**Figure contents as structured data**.
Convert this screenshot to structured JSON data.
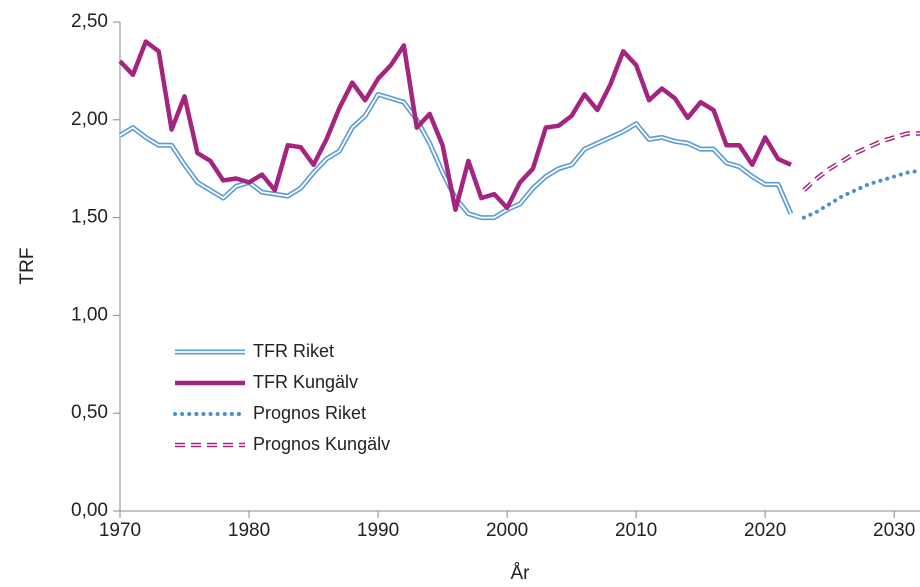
{
  "chart_data": {
    "type": "line",
    "y_label": "TRF",
    "x_label": "År",
    "xlim": [
      1970,
      2032
    ],
    "xticks": [
      1970,
      1980,
      1990,
      2000,
      2010,
      2020,
      2030
    ],
    "ylim": [
      0,
      2.5
    ],
    "yticks": [
      {
        "value": 0,
        "label": "0,00"
      },
      {
        "value": 0.5,
        "label": "0,50"
      },
      {
        "value": 1,
        "label": "1,00"
      },
      {
        "value": 1.5,
        "label": "1,50"
      },
      {
        "value": 2,
        "label": "2,00"
      },
      {
        "value": 2.5,
        "label": "2,50"
      }
    ],
    "grid": false,
    "legend": "left",
    "series": [
      {
        "name": "TFR Riket",
        "color": "#5b9bd5",
        "style": "double",
        "x": [
          1970,
          1971,
          1972,
          1973,
          1974,
          1975,
          1976,
          1977,
          1978,
          1979,
          1980,
          1981,
          1982,
          1983,
          1984,
          1985,
          1986,
          1987,
          1988,
          1989,
          1990,
          1991,
          1992,
          1993,
          1994,
          1995,
          1996,
          1997,
          1998,
          1999,
          2000,
          2001,
          2002,
          2003,
          2004,
          2005,
          2006,
          2007,
          2008,
          2009,
          2010,
          2011,
          2012,
          2013,
          2014,
          2015,
          2016,
          2017,
          2018,
          2019,
          2020,
          2021,
          2022
        ],
        "values": [
          1.92,
          1.96,
          1.91,
          1.87,
          1.87,
          1.77,
          1.68,
          1.64,
          1.6,
          1.66,
          1.68,
          1.63,
          1.62,
          1.61,
          1.65,
          1.73,
          1.8,
          1.84,
          1.96,
          2.02,
          2.13,
          2.11,
          2.09,
          2.0,
          1.88,
          1.73,
          1.6,
          1.52,
          1.5,
          1.5,
          1.54,
          1.57,
          1.65,
          1.71,
          1.75,
          1.77,
          1.85,
          1.88,
          1.91,
          1.94,
          1.98,
          1.9,
          1.91,
          1.89,
          1.88,
          1.85,
          1.85,
          1.78,
          1.76,
          1.71,
          1.67,
          1.67,
          1.52
        ]
      },
      {
        "name": "TFR Kungälv",
        "color": "#a3257f",
        "style": "solid",
        "x": [
          1970,
          1971,
          1972,
          1973,
          1974,
          1975,
          1976,
          1977,
          1978,
          1979,
          1980,
          1981,
          1982,
          1983,
          1984,
          1985,
          1986,
          1987,
          1988,
          1989,
          1990,
          1991,
          1992,
          1993,
          1994,
          1995,
          1996,
          1997,
          1998,
          1999,
          2000,
          2001,
          2002,
          2003,
          2004,
          2005,
          2006,
          2007,
          2008,
          2009,
          2010,
          2011,
          2012,
          2013,
          2014,
          2015,
          2016,
          2017,
          2018,
          2019,
          2020,
          2021,
          2022
        ],
        "values": [
          2.3,
          2.23,
          2.4,
          2.35,
          1.95,
          2.12,
          1.83,
          1.79,
          1.69,
          1.7,
          1.68,
          1.72,
          1.64,
          1.87,
          1.86,
          1.77,
          1.9,
          2.06,
          2.19,
          2.1,
          2.21,
          2.28,
          2.38,
          1.96,
          2.03,
          1.87,
          1.54,
          1.79,
          1.6,
          1.62,
          1.55,
          1.68,
          1.75,
          1.96,
          1.97,
          2.02,
          2.13,
          2.05,
          2.18,
          2.35,
          2.28,
          2.1,
          2.16,
          2.11,
          2.01,
          2.09,
          2.05,
          1.87,
          1.87,
          1.77,
          1.91,
          1.8,
          1.77
        ]
      },
      {
        "name": "Prognos Riket",
        "color": "#4a90d0",
        "style": "dotted",
        "x": [
          2023,
          2024,
          2025,
          2026,
          2027,
          2028,
          2029,
          2030,
          2031,
          2032
        ],
        "values": [
          1.5,
          1.53,
          1.57,
          1.61,
          1.64,
          1.67,
          1.69,
          1.71,
          1.73,
          1.74
        ]
      },
      {
        "name": "Prognos Kungälv",
        "color": "#a3257f",
        "style": "dashed-double",
        "x": [
          2023,
          2024,
          2025,
          2026,
          2027,
          2028,
          2029,
          2030,
          2031,
          2032
        ],
        "values": [
          1.64,
          1.7,
          1.75,
          1.79,
          1.83,
          1.86,
          1.89,
          1.91,
          1.93,
          1.93
        ]
      }
    ]
  }
}
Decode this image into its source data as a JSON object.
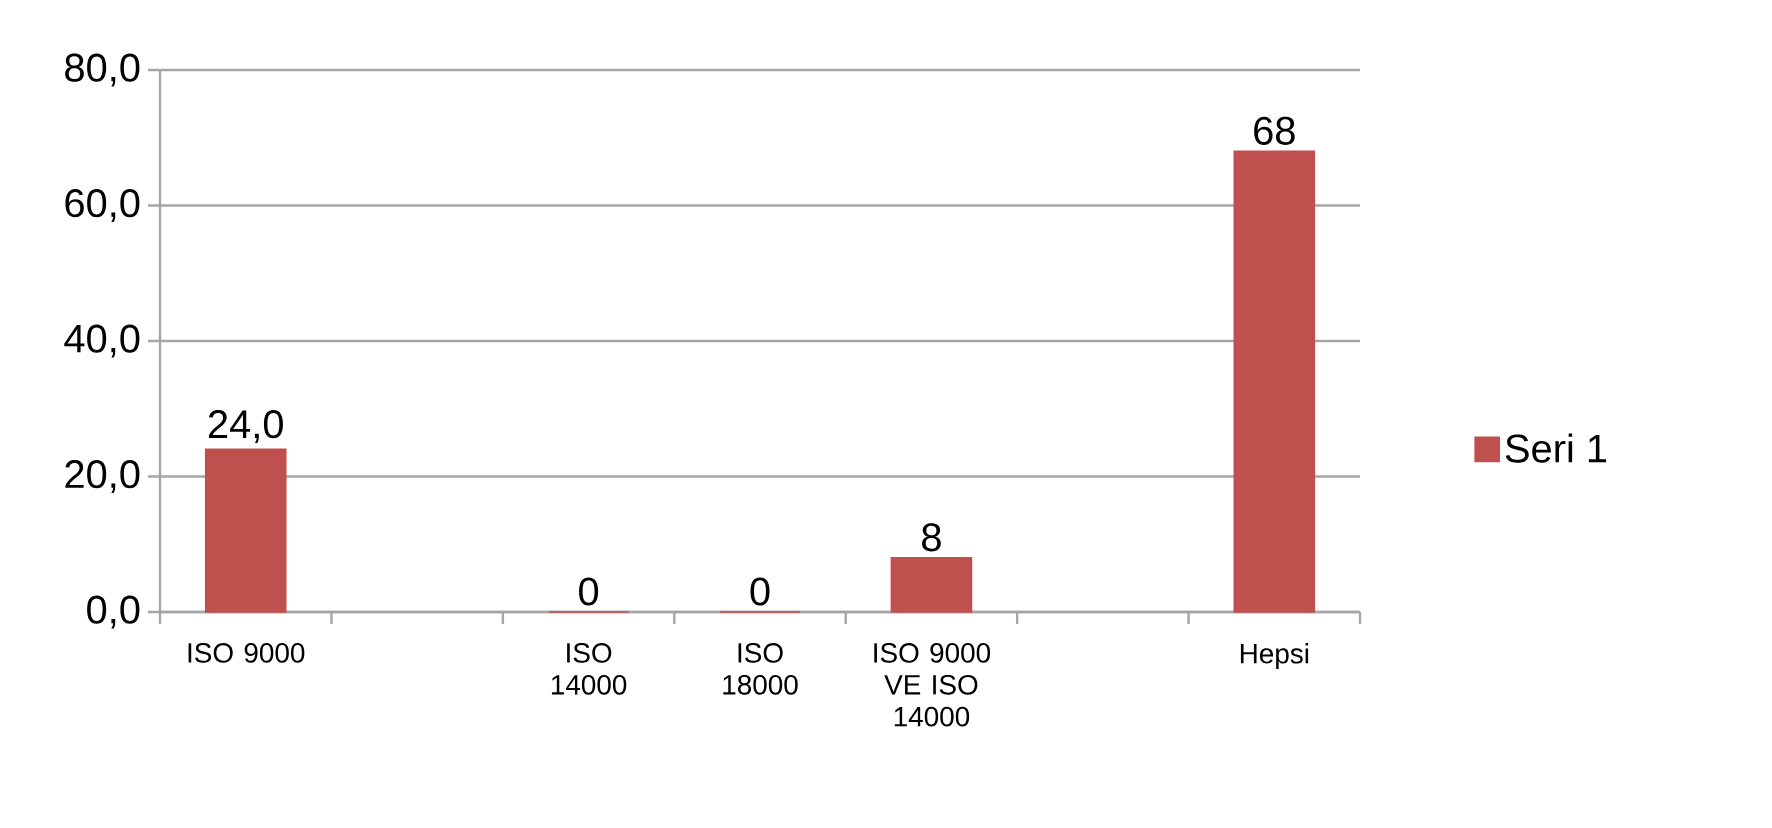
{
  "chart_data": {
    "type": "bar",
    "categories": [
      "ISO 9000",
      null,
      "ISO 14000",
      "ISO 18000",
      "ISO 9000 VE ISO 14000",
      null,
      "Hepsi"
    ],
    "series": [
      {
        "name": "Seri 1",
        "color": "#c0504d",
        "values": [
          24,
          null,
          0,
          0,
          8,
          null,
          68
        ],
        "value_labels": [
          "24,0",
          null,
          "0",
          "0",
          "8",
          null,
          "68"
        ]
      }
    ],
    "ylim": [
      0,
      80
    ],
    "yticks": [
      {
        "value": 0,
        "label": "0,0"
      },
      {
        "value": 20,
        "label": "20,0"
      },
      {
        "value": 40,
        "label": "40,0"
      },
      {
        "value": 60,
        "label": "60,0"
      },
      {
        "value": 80,
        "label": "80,0"
      }
    ],
    "grid": "y",
    "legend": "right"
  }
}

**Brief**. In the copy, include no pictures; restate the listing above exactly.

**Response**.
Convert this screenshot to structured JSON data.
{
  "chart_data": {
    "type": "line",
    "y_label": "TRF",
    "x_label": "År",
    "xlim": [
      1970,
      2032
    ],
    "xticks": [
      1970,
      1980,
      1990,
      2000,
      2010,
      2020,
      2030
    ],
    "ylim": [
      0,
      2.5
    ],
    "yticks": [
      {
        "value": 0,
        "label": "0,00"
      },
      {
        "value": 0.5,
        "label": "0,50"
      },
      {
        "value": 1,
        "label": "1,00"
      },
      {
        "value": 1.5,
        "label": "1,50"
      },
      {
        "value": 2,
        "label": "2,00"
      },
      {
        "value": 2.5,
        "label": "2,50"
      }
    ],
    "grid": false,
    "legend": "left",
    "series": [
      {
        "name": "TFR Riket",
        "color": "#5b9bd5",
        "style": "double",
        "x": [
          1970,
          1971,
          1972,
          1973,
          1974,
          1975,
          1976,
          1977,
          1978,
          1979,
          1980,
          1981,
          1982,
          1983,
          1984,
          1985,
          1986,
          1987,
          1988,
          1989,
          1990,
          1991,
          1992,
          1993,
          1994,
          1995,
          1996,
          1997,
          1998,
          1999,
          2000,
          2001,
          2002,
          2003,
          2004,
          2005,
          2006,
          2007,
          2008,
          2009,
          2010,
          2011,
          2012,
          2013,
          2014,
          2015,
          2016,
          2017,
          2018,
          2019,
          2020,
          2021,
          2022
        ],
        "values": [
          1.92,
          1.96,
          1.91,
          1.87,
          1.87,
          1.77,
          1.68,
          1.64,
          1.6,
          1.66,
          1.68,
          1.63,
          1.62,
          1.61,
          1.65,
          1.73,
          1.8,
          1.84,
          1.96,
          2.02,
          2.13,
          2.11,
          2.09,
          2.0,
          1.88,
          1.73,
          1.6,
          1.52,
          1.5,
          1.5,
          1.54,
          1.57,
          1.65,
          1.71,
          1.75,
          1.77,
          1.85,
          1.88,
          1.91,
          1.94,
          1.98,
          1.9,
          1.91,
          1.89,
          1.88,
          1.85,
          1.85,
          1.78,
          1.76,
          1.71,
          1.67,
          1.67,
          1.52
        ]
      },
      {
        "name": "TFR Kungälv",
        "color": "#a3257f",
        "style": "solid",
        "x": [
          1970,
          1971,
          1972,
          1973,
          1974,
          1975,
          1976,
          1977,
          1978,
          1979,
          1980,
          1981,
          1982,
          1983,
          1984,
          1985,
          1986,
          1987,
          1988,
          1989,
          1990,
          1991,
          1992,
          1993,
          1994,
          1995,
          1996,
          1997,
          1998,
          1999,
          2000,
          2001,
          2002,
          2003,
          2004,
          2005,
          2006,
          2007,
          2008,
          2009,
          2010,
          2011,
          2012,
          2013,
          2014,
          2015,
          2016,
          2017,
          2018,
          2019,
          2020,
          2021,
          2022
        ],
        "values": [
          2.3,
          2.23,
          2.4,
          2.35,
          1.95,
          2.12,
          1.83,
          1.79,
          1.69,
          1.7,
          1.68,
          1.72,
          1.64,
          1.87,
          1.86,
          1.77,
          1.9,
          2.06,
          2.19,
          2.1,
          2.21,
          2.28,
          2.38,
          1.96,
          2.03,
          1.87,
          1.54,
          1.79,
          1.6,
          1.62,
          1.55,
          1.68,
          1.75,
          1.96,
          1.97,
          2.02,
          2.13,
          2.05,
          2.18,
          2.35,
          2.28,
          2.1,
          2.16,
          2.11,
          2.01,
          2.09,
          2.05,
          1.87,
          1.87,
          1.77,
          1.91,
          1.8,
          1.77
        ]
      },
      {
        "name": "Prognos Riket",
        "color": "#4a90d0",
        "style": "dotted",
        "x": [
          2023,
          2024,
          2025,
          2026,
          2027,
          2028,
          2029,
          2030,
          2031,
          2032
        ],
        "values": [
          1.5,
          1.53,
          1.57,
          1.61,
          1.64,
          1.67,
          1.69,
          1.71,
          1.73,
          1.74
        ]
      },
      {
        "name": "Prognos Kungälv",
        "color": "#a3257f",
        "style": "dashed-double",
        "x": [
          2023,
          2024,
          2025,
          2026,
          2027,
          2028,
          2029,
          2030,
          2031,
          2032
        ],
        "values": [
          1.64,
          1.7,
          1.75,
          1.79,
          1.83,
          1.86,
          1.89,
          1.91,
          1.93,
          1.93
        ]
      }
    ]
  }
}
Decode this image into its source data as a JSON object.
{
  "chart_data": {
    "type": "bar",
    "categories": [
      "ISO 9000",
      null,
      "ISO 14000",
      "ISO 18000",
      "ISO 9000 VE ISO 14000",
      null,
      "Hepsi"
    ],
    "series": [
      {
        "name": "Seri 1",
        "color": "#c0504d",
        "values": [
          24,
          null,
          0,
          0,
          8,
          null,
          68
        ],
        "value_labels": [
          "24,0",
          null,
          "0",
          "0",
          "8",
          null,
          "68"
        ]
      }
    ],
    "ylim": [
      0,
      80
    ],
    "yticks": [
      {
        "value": 0,
        "label": "0,0"
      },
      {
        "value": 20,
        "label": "20,0"
      },
      {
        "value": 40,
        "label": "40,0"
      },
      {
        "value": 60,
        "label": "60,0"
      },
      {
        "value": 80,
        "label": "80,0"
      }
    ],
    "grid": "y",
    "legend": "right"
  }
}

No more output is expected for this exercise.